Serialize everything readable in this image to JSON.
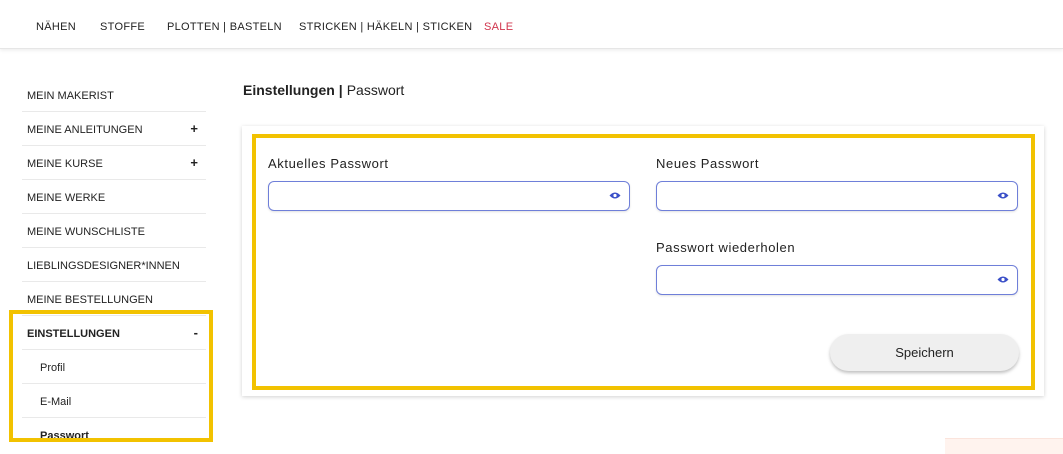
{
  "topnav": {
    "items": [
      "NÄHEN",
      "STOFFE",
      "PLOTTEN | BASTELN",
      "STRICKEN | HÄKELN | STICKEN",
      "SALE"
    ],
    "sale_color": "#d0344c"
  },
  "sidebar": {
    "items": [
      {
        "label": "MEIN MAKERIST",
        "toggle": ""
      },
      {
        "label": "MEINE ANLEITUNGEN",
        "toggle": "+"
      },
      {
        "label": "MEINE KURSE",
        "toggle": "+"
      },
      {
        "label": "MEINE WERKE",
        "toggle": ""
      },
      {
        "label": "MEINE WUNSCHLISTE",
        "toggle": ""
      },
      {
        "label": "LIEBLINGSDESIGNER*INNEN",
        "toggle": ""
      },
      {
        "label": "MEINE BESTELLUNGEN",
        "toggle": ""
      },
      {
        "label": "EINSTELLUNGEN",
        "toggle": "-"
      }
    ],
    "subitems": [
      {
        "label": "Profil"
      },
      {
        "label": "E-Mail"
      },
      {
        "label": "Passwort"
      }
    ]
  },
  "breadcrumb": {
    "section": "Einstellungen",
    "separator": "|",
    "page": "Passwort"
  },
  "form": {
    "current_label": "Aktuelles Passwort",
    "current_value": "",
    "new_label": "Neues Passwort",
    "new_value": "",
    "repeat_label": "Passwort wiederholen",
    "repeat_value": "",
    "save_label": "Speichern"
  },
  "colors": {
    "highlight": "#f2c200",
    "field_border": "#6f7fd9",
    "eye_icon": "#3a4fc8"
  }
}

■ Your goal
All the records above need to be given again word for word. Skip the pictures.

■ Final answer
Serialize everything readable in this image to JSON.
{
  "topnav": {
    "items": [
      "NÄHEN",
      "STOFFE",
      "PLOTTEN | BASTELN",
      "STRICKEN | HÄKELN | STICKEN",
      "SALE"
    ],
    "sale_color": "#d0344c"
  },
  "sidebar": {
    "items": [
      {
        "label": "MEIN MAKERIST",
        "toggle": ""
      },
      {
        "label": "MEINE ANLEITUNGEN",
        "toggle": "+"
      },
      {
        "label": "MEINE KURSE",
        "toggle": "+"
      },
      {
        "label": "MEINE WERKE",
        "toggle": ""
      },
      {
        "label": "MEINE WUNSCHLISTE",
        "toggle": ""
      },
      {
        "label": "LIEBLINGSDESIGNER*INNEN",
        "toggle": ""
      },
      {
        "label": "MEINE BESTELLUNGEN",
        "toggle": ""
      },
      {
        "label": "EINSTELLUNGEN",
        "toggle": "-"
      }
    ],
    "subitems": [
      {
        "label": "Profil"
      },
      {
        "label": "E-Mail"
      },
      {
        "label": "Passwort"
      }
    ]
  },
  "breadcrumb": {
    "section": "Einstellungen",
    "separator": "|",
    "page": "Passwort"
  },
  "form": {
    "current_label": "Aktuelles Passwort",
    "current_value": "",
    "new_label": "Neues Passwort",
    "new_value": "",
    "repeat_label": "Passwort wiederholen",
    "repeat_value": "",
    "save_label": "Speichern"
  },
  "colors": {
    "highlight": "#f2c200",
    "field_border": "#6f7fd9",
    "eye_icon": "#3a4fc8"
  }
}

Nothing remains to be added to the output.